Copy out the complete listing, word for word.

> Given records:
+===+

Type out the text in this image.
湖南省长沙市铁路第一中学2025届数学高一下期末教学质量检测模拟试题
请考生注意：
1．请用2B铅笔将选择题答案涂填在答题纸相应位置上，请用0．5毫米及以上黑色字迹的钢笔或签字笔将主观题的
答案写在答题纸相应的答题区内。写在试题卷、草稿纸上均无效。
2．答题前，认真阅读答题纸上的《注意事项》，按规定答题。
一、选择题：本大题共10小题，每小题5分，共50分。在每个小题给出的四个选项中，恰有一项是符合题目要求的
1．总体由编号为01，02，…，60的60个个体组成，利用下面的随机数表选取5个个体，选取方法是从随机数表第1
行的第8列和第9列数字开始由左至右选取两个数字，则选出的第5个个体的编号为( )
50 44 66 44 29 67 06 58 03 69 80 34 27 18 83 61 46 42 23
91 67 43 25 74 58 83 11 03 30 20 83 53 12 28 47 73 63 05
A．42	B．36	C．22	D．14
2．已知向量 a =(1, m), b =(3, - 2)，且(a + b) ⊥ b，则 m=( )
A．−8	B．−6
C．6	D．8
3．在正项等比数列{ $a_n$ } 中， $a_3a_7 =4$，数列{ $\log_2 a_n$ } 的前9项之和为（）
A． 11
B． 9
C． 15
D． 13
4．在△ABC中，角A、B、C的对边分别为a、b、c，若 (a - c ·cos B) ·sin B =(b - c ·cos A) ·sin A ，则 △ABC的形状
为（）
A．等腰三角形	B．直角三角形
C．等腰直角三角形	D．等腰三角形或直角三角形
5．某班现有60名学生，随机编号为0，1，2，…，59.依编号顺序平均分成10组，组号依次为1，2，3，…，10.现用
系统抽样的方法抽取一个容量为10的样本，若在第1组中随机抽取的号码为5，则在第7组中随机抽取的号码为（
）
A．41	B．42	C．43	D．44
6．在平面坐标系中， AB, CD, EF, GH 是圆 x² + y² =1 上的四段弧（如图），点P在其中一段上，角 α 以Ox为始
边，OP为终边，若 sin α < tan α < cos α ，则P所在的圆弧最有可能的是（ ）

+===+

> Finished exercise:
Type out the text in this image.
湖南省长沙市铁路第一中学2025届数学高一下期末教学质量检测模拟试题
请考生注意：
1．请用2B铅笔将选择题答案涂填在答题纸相应位置上，请用0．5毫米及以上黑色字迹的钢笔或签字笔将主观题的
答案写在答题纸相应的答题区内。写在试题卷、草稿纸上均无效。
2．答题前，认真阅读答题纸上的《注意事项》，按规定答题。
一、选择题：本大题共10小题，每小题5分，共50分。在每个小题给出的四个选项中，恰有一项是符合题目要求的
1．总体由编号为01，02，…，60的60个个体组成，利用下面的随机数表选取5个个体，选取方法是从随机数表第1
行的第8列和第9列数字开始由左至右选取两个数字，则选出的第5个个体的编号为( )
50 44 66 44 29 67 06 58 03 69 80 34 27 18 83 61 46 42 23
91 67 43 25 74 58 83 11 03 30 20 83 53 12 28 47 73 63 05
A．42	B．36	C．22	D．14
2．已知向量 a =(1, m), b =(3, - 2)，且(a + b) ⊥ b，则 m=( )
A．−8	B．−6
C．6	D．8
3．在正项等比数列{ $a_n$ } 中， $a_3a_7 =4$，数列{ $\log_2 a_n$ } 的前9项之和为（）
A． 11
B． 9
C． 15
D． 13
4．在△ABC中，角A、B、C的对边分别为a、b、c，若 (a - c ·cos B) ·sin B =(b - c ·cos A) ·sin A ，则 △ABC的形状
为（）
A．等腰三角形	B．直角三角形
C．等腰直角三角形	D．等腰三角形或直角三角形
5．某班现有60名学生，随机编号为0，1，2，…，59.依编号顺序平均分成10组，组号依次为1，2，3，…，10.现用
系统抽样的方法抽取一个容量为10的样本，若在第1组中随机抽取的号码为5，则在第7组中随机抽取的号码为（
）
A．41	B．42	C．43	D．44
6．在平面坐标系中， AB, CD, EF, GH 是圆 x² + y² =1 上的四段弧（如图），点P在其中一段上，角 α 以Ox为始
边，OP为终边，若 sin α < tan α < cos α ，则P所在的圆弧最有可能的是（ ）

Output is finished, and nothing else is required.